Written problem:
Render the following material again verbatim, leaving nothing out.

## BEGIN Data for this exercise

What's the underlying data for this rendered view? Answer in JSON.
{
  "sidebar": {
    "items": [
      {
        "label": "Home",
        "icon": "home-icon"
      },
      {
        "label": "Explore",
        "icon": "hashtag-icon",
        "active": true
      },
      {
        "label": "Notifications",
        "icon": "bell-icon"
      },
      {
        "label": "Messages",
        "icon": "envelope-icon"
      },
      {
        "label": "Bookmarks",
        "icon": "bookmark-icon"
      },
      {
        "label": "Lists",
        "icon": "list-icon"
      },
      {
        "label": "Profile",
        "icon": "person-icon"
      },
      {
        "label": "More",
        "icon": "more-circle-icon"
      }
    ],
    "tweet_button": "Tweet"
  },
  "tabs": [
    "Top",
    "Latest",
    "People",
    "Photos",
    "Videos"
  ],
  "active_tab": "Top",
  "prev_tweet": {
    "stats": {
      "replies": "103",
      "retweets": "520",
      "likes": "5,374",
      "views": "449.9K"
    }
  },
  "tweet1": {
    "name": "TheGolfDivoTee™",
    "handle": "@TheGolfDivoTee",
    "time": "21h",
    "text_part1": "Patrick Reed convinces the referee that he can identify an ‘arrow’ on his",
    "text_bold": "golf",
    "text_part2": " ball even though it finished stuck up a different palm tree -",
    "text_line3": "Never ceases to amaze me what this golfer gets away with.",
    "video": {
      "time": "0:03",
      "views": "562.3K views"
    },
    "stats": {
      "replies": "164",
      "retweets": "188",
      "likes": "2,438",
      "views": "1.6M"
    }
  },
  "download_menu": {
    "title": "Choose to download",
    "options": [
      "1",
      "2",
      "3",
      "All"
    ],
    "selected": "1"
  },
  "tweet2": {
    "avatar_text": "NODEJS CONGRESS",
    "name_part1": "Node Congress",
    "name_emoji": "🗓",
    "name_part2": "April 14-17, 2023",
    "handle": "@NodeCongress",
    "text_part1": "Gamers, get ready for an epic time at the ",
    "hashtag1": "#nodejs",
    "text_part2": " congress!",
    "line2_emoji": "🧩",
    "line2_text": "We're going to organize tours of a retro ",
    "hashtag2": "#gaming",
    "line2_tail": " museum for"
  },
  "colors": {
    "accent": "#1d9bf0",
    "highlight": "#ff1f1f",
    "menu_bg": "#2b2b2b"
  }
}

## END Data for this exercise

The completed task:
What's the underlying data for this rendered view? Answer in JSON.
{
  "sidebar": {
    "items": [
      {
        "label": "Home",
        "icon": "home-icon"
      },
      {
        "label": "Explore",
        "icon": "hashtag-icon",
        "active": true
      },
      {
        "label": "Notifications",
        "icon": "bell-icon"
      },
      {
        "label": "Messages",
        "icon": "envelope-icon"
      },
      {
        "label": "Bookmarks",
        "icon": "bookmark-icon"
      },
      {
        "label": "Lists",
        "icon": "list-icon"
      },
      {
        "label": "Profile",
        "icon": "person-icon"
      },
      {
        "label": "More",
        "icon": "more-circle-icon"
      }
    ],
    "tweet_button": "Tweet"
  },
  "tabs": [
    "Top",
    "Latest",
    "People",
    "Photos",
    "Videos"
  ],
  "active_tab": "Top",
  "prev_tweet": {
    "stats": {
      "replies": "103",
      "retweets": "520",
      "likes": "5,374",
      "views": "449.9K"
    }
  },
  "tweet1": {
    "name": "TheGolfDivoTee™",
    "handle": "@TheGolfDivoTee",
    "time": "21h",
    "text_part1": "Patrick Reed convinces the referee that he can identify an ‘arrow’ on his",
    "text_bold": "golf",
    "text_part2": " ball even though it finished stuck up a different palm tree -",
    "text_line3": "Never ceases to amaze me what this golfer gets away with.",
    "video": {
      "time": "0:03",
      "views": "562.3K views"
    },
    "stats": {
      "replies": "164",
      "retweets": "188",
      "likes": "2,438",
      "views": "1.6M"
    }
  },
  "download_menu": {
    "title": "Choose to download",
    "options": [
      "1",
      "2",
      "3",
      "All"
    ],
    "selected": "1"
  },
  "tweet2": {
    "avatar_text": "NODEJS CONGRESS",
    "name_part1": "Node Congress",
    "name_emoji": "🗓",
    "name_part2": "April 14-17, 2023",
    "handle": "@NodeCongress",
    "text_part1": "Gamers, get ready for an epic time at the ",
    "hashtag1": "#nodejs",
    "text_part2": " congress!",
    "line2_emoji": "🧩",
    "line2_text": "We're going to organize tours of a retro ",
    "hashtag2": "#gaming",
    "line2_tail": " museum for"
  },
  "colors": {
    "accent": "#1d9bf0",
    "highlight": "#ff1f1f",
    "menu_bg": "#2b2b2b"
  }
}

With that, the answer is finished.